> **WORK REQUIRED**: Copy the records below exactly, omitting any pictures they contain.

* start *

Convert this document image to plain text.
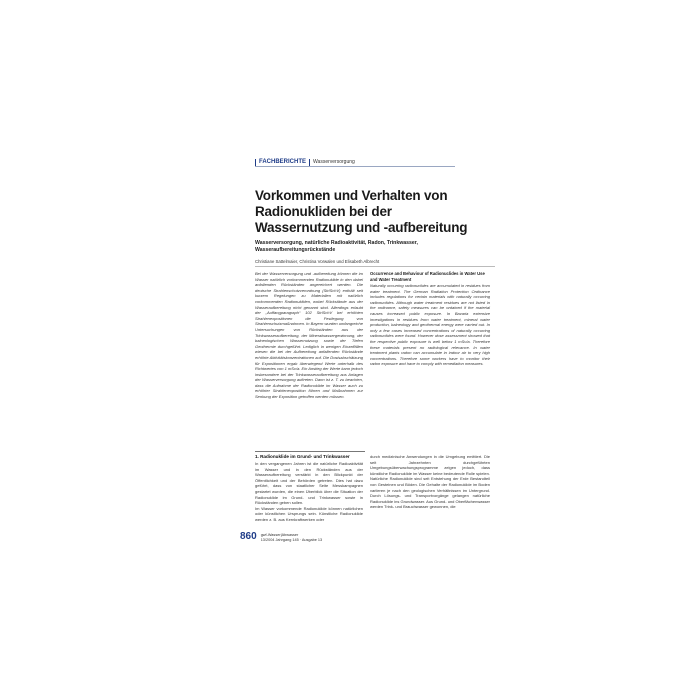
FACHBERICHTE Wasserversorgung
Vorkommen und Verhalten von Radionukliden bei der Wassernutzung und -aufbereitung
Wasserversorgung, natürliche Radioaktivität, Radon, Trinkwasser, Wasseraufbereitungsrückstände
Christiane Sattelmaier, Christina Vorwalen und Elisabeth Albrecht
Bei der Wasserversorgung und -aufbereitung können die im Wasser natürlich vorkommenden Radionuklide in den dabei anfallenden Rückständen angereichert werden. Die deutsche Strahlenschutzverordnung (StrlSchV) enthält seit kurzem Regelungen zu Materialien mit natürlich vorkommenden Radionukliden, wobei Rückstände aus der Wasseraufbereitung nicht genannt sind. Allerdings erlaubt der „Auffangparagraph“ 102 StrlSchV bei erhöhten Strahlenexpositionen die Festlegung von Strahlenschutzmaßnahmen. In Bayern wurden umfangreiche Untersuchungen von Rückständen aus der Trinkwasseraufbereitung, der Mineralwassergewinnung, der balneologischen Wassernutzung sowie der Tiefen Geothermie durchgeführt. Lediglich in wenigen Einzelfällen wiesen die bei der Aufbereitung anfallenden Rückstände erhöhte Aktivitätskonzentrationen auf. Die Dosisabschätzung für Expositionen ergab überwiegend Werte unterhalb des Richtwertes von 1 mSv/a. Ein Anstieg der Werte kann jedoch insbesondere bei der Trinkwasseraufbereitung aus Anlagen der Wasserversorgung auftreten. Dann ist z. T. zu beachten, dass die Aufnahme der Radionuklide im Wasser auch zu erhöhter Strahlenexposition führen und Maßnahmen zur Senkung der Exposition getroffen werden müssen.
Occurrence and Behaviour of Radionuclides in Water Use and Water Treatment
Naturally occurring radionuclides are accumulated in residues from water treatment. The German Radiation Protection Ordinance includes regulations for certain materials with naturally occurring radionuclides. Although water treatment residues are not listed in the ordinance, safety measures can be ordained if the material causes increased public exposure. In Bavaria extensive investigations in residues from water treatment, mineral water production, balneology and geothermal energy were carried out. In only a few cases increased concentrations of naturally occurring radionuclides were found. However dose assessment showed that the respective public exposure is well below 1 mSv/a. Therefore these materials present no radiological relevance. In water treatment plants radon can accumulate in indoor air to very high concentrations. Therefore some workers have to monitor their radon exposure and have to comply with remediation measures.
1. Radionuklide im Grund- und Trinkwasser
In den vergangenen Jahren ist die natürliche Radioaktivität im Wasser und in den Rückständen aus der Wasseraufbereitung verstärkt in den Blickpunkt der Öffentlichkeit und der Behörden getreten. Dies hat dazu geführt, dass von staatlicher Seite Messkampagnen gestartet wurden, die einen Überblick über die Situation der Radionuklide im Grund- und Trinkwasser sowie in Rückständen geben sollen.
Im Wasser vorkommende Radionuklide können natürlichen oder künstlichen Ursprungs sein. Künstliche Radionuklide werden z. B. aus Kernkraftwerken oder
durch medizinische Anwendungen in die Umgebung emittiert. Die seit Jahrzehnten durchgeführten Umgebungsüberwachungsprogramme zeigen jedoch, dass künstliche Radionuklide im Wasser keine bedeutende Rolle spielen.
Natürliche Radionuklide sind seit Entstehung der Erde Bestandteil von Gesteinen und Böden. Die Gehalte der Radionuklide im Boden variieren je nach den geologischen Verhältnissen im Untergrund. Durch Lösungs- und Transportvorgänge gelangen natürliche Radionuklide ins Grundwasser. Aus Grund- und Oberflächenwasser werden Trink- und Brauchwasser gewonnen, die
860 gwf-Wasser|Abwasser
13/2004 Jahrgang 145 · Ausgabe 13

* end *

> **TASK SOLUTION**:
Convert this document image to plain text.
FACHBERICHTE Wasserversorgung
Vorkommen und Verhalten von Radionukliden bei der Wassernutzung und -aufbereitung
Wasserversorgung, natürliche Radioaktivität, Radon, Trinkwasser, Wasseraufbereitungsrückstände
Christiane Sattelmaier, Christina Vorwalen und Elisabeth Albrecht
Bei der Wasserversorgung und -aufbereitung können die im Wasser natürlich vorkommenden Radionuklide in den dabei anfallenden Rückständen angereichert werden. Die deutsche Strahlenschutzverordnung (StrlSchV) enthält seit kurzem Regelungen zu Materialien mit natürlich vorkommenden Radionukliden, wobei Rückstände aus der Wasseraufbereitung nicht genannt sind. Allerdings erlaubt der „Auffangparagraph“ 102 StrlSchV bei erhöhten Strahlenexpositionen die Festlegung von Strahlenschutzmaßnahmen. In Bayern wurden umfangreiche Untersuchungen von Rückständen aus der Trinkwasseraufbereitung, der Mineralwassergewinnung, der balneologischen Wassernutzung sowie der Tiefen Geothermie durchgeführt. Lediglich in wenigen Einzelfällen wiesen die bei der Aufbereitung anfallenden Rückstände erhöhte Aktivitätskonzentrationen auf. Die Dosisabschätzung für Expositionen ergab überwiegend Werte unterhalb des Richtwertes von 1 mSv/a. Ein Anstieg der Werte kann jedoch insbesondere bei der Trinkwasseraufbereitung aus Anlagen der Wasserversorgung auftreten. Dann ist z. T. zu beachten, dass die Aufnahme der Radionuklide im Wasser auch zu erhöhter Strahlenexposition führen und Maßnahmen zur Senkung der Exposition getroffen werden müssen.
Occurrence and Behaviour of Radionuclides in Water Use and Water Treatment
Naturally occurring radionuclides are accumulated in residues from water treatment. The German Radiation Protection Ordinance includes regulations for certain materials with naturally occurring radionuclides. Although water treatment residues are not listed in the ordinance, safety measures can be ordained if the material causes increased public exposure. In Bavaria extensive investigations in residues from water treatment, mineral water production, balneology and geothermal energy were carried out. In only a few cases increased concentrations of naturally occurring radionuclides were found. However dose assessment showed that the respective public exposure is well below 1 mSv/a. Therefore these materials present no radiological relevance. In water treatment plants radon can accumulate in indoor air to very high concentrations. Therefore some workers have to monitor their radon exposure and have to comply with remediation measures.
1. Radionuklide im Grund- und Trinkwasser
In den vergangenen Jahren ist die natürliche Radioaktivität im Wasser und in den Rückständen aus der Wasseraufbereitung verstärkt in den Blickpunkt der Öffentlichkeit und der Behörden getreten. Dies hat dazu geführt, dass von staatlicher Seite Messkampagnen gestartet wurden, die einen Überblick über die Situation der Radionuklide im Grund- und Trinkwasser sowie in Rückständen geben sollen.
Im Wasser vorkommende Radionuklide können natürlichen oder künstlichen Ursprungs sein. Künstliche Radionuklide werden z. B. aus Kernkraftwerken oder
durch medizinische Anwendungen in die Umgebung emittiert. Die seit Jahrzehnten durchgeführten Umgebungsüberwachungsprogramme zeigen jedoch, dass künstliche Radionuklide im Wasser keine bedeutende Rolle spielen.
Natürliche Radionuklide sind seit Entstehung der Erde Bestandteil von Gesteinen und Böden. Die Gehalte der Radionuklide im Boden variieren je nach den geologischen Verhältnissen im Untergrund. Durch Lösungs- und Transportvorgänge gelangen natürliche Radionuklide ins Grundwasser. Aus Grund- und Oberflächenwasser werden Trink- und Brauchwasser gewonnen, die
860 gwf-Wasser|Abwasser
13/2004 Jahrgang 145 · Ausgabe 13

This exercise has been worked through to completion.